** Begin RECORDS FOR THE TASK **
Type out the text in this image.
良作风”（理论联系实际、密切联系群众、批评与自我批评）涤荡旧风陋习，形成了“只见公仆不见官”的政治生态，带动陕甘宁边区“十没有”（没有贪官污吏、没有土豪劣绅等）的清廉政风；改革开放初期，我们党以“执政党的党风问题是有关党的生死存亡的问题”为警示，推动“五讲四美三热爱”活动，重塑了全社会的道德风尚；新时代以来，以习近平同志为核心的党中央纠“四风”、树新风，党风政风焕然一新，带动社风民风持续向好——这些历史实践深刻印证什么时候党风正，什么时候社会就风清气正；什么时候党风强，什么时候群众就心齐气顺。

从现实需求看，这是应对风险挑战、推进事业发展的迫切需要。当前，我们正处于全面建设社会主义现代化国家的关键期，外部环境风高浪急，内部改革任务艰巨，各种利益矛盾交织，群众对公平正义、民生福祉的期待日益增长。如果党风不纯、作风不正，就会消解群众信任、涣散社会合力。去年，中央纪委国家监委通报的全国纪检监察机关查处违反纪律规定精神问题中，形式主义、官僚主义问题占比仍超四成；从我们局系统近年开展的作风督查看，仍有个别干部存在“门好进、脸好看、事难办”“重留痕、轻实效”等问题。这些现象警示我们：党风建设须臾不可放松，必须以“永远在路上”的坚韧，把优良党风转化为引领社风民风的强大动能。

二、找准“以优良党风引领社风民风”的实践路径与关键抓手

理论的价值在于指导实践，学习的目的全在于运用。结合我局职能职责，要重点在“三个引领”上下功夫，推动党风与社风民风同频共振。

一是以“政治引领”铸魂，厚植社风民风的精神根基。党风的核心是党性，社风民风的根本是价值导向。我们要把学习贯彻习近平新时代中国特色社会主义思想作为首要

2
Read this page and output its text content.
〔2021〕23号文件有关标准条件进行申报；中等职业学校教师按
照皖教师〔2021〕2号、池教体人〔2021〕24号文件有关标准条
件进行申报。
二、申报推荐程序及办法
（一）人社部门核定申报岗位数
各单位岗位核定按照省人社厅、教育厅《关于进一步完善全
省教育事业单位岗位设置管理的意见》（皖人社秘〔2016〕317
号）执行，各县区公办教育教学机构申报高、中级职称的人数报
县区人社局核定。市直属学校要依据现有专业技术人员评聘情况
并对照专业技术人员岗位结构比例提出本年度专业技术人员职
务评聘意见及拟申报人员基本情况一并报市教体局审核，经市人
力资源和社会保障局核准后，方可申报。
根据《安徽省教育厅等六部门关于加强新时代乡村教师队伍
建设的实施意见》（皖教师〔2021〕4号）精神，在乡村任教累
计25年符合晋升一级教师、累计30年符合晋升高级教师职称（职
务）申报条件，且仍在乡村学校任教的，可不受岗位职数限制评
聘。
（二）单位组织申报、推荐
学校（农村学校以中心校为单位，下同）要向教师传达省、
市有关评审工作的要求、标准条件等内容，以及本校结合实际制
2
** End RECORDS FOR THE TASK **
:: GIVEN TASK ::
Repeat only the stretch of lines that opens with the line containing "Read this page and output its text content." and closes with the final line of the entries, both included, exactly as written.

:: EXPECTED ANSWER ::
Read this page and output its text content.
〔2021〕23号文件有关标准条件进行申报；中等职业学校教师按
照皖教师〔2021〕2号、池教体人〔2021〕24号文件有关标准条
件进行申报。
二、申报推荐程序及办法
（一）人社部门核定申报岗位数
各单位岗位核定按照省人社厅、教育厅《关于进一步完善全
省教育事业单位岗位设置管理的意见》（皖人社秘〔2016〕317
号）执行，各县区公办教育教学机构申报高、中级职称的人数报
县区人社局核定。市直属学校要依据现有专业技术人员评聘情况
并对照专业技术人员岗位结构比例提出本年度专业技术人员职
务评聘意见及拟申报人员基本情况一并报市教体局审核，经市人
力资源和社会保障局核准后，方可申报。
根据《安徽省教育厅等六部门关于加强新时代乡村教师队伍
建设的实施意见》（皖教师〔2021〕4号）精神，在乡村任教累
计25年符合晋升一级教师、累计30年符合晋升高级教师职称（职
务）申报条件，且仍在乡村学校任教的，可不受岗位职数限制评
聘。
（二）单位组织申报、推荐
学校（农村学校以中心校为单位，下同）要向教师传达省、
市有关评审工作的要求、标准条件等内容，以及本校结合实际制
2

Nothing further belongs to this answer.